DATA SUPPLIED =
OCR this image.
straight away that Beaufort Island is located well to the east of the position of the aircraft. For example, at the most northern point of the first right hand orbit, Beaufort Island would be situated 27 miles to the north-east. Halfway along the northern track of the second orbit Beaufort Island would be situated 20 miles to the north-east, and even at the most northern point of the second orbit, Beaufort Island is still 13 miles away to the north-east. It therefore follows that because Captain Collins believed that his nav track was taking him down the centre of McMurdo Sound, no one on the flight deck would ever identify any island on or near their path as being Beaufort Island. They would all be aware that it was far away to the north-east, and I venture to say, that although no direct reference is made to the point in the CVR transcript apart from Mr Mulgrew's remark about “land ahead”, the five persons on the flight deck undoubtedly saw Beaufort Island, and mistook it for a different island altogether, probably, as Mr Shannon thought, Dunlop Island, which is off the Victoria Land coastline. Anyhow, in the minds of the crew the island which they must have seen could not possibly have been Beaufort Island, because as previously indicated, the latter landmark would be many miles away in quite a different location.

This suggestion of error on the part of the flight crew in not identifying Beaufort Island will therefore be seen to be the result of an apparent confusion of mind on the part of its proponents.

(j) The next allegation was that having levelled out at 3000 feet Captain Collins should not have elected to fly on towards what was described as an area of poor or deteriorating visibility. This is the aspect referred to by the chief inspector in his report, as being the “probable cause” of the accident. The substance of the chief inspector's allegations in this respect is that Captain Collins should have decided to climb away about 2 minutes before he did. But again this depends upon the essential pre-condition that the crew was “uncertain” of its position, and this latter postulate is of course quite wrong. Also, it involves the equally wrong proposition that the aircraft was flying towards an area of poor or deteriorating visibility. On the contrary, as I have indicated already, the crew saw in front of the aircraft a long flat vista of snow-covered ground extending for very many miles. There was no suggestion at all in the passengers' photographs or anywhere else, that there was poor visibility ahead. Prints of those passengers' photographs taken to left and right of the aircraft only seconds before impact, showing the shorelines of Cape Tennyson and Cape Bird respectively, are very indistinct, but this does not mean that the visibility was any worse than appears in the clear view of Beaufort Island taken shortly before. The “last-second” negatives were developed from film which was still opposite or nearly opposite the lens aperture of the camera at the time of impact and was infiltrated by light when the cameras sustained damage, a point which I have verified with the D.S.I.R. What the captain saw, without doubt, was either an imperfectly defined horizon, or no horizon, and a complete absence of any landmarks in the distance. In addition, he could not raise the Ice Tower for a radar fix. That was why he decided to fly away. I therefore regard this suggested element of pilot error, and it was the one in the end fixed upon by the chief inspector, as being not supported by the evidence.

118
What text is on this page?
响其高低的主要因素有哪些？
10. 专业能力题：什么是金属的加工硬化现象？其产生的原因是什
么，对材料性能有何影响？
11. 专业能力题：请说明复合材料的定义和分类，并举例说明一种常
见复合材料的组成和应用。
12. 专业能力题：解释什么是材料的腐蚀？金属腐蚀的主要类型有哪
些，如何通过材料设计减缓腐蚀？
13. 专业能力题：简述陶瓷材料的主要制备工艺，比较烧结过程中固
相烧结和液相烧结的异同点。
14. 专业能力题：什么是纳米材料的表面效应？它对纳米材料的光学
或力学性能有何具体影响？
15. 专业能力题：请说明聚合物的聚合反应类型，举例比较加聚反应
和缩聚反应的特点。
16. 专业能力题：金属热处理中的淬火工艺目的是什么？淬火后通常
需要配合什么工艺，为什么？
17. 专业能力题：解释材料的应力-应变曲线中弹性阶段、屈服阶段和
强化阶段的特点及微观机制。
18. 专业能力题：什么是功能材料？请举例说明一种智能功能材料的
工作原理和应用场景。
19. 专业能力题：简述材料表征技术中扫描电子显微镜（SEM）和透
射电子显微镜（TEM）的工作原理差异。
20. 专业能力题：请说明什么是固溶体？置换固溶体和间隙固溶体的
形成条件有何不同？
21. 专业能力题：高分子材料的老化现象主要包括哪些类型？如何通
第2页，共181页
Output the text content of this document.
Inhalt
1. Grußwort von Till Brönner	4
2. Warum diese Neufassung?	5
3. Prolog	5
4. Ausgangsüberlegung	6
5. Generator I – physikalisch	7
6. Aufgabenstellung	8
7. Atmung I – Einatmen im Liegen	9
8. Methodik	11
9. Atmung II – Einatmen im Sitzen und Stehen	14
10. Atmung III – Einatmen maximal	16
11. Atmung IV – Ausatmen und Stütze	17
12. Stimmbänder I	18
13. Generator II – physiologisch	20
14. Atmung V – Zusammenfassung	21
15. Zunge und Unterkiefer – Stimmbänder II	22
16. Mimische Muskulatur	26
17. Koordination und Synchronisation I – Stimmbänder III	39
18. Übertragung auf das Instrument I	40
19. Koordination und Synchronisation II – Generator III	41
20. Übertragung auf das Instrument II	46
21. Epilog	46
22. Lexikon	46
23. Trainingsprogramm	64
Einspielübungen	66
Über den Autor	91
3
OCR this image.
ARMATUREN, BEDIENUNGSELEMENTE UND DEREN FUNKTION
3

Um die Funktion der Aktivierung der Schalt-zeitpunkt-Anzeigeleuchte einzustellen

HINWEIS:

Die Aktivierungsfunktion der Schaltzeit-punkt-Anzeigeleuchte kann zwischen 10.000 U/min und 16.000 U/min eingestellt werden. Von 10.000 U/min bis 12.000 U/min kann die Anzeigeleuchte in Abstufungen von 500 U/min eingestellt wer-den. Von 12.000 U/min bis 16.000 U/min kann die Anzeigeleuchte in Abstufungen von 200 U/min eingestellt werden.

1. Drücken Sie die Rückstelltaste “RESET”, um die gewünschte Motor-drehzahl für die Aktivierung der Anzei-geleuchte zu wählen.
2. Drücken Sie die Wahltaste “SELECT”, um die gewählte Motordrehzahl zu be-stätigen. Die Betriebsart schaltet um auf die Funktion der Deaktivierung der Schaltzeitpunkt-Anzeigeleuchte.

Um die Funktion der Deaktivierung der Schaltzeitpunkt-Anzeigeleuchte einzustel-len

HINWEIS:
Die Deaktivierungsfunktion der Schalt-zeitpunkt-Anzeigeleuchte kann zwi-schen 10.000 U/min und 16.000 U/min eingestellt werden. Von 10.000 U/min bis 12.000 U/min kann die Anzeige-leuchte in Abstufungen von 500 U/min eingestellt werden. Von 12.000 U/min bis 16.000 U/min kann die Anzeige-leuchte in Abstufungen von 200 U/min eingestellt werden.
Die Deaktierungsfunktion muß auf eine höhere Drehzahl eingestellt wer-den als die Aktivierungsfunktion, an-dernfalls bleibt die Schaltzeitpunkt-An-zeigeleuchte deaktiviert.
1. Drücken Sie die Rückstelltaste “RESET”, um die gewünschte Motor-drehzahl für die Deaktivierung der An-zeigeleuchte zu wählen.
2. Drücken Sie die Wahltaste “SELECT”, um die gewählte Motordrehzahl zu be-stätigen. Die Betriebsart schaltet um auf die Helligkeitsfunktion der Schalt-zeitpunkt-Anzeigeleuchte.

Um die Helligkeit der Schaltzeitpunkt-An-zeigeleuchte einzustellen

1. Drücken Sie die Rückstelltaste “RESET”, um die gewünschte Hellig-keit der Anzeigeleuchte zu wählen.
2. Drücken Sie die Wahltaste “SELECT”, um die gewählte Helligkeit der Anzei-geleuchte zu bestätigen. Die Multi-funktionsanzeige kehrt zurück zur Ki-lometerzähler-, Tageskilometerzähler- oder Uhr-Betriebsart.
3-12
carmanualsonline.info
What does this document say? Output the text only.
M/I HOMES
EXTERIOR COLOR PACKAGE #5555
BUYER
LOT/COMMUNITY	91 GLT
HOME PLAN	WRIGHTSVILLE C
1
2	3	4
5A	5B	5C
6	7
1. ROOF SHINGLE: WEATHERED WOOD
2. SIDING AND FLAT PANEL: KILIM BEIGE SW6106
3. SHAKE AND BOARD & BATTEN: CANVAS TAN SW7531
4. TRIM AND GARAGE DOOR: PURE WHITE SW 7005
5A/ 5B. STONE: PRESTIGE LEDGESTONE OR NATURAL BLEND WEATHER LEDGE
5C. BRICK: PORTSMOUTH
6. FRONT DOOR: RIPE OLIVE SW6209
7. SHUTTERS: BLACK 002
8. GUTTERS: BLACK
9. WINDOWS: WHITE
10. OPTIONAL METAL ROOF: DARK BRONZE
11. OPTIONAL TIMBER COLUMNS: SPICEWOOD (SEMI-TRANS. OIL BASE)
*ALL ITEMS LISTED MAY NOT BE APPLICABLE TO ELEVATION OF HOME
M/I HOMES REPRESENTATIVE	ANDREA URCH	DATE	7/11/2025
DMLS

REQUIREMENTS = Where a line of the records above holds the word "schaltet", copy that line.

WRITTEN RESPONSE =
2. Drücken Sie die Wahltaste “SELECT”, um die gewählte Motordrehzahl zu be-stätigen. Die Betriebsart schaltet um auf die Funktion der Deaktivierung der Schaltzeitpunkt-Anzeigeleuchte.
2. Drücken Sie die Wahltaste “SELECT”, um die gewählte Motordrehzahl zu be-stätigen. Die Betriebsart schaltet um auf die Helligkeitsfunktion der Schalt-zeitpunkt-Anzeigeleuchte.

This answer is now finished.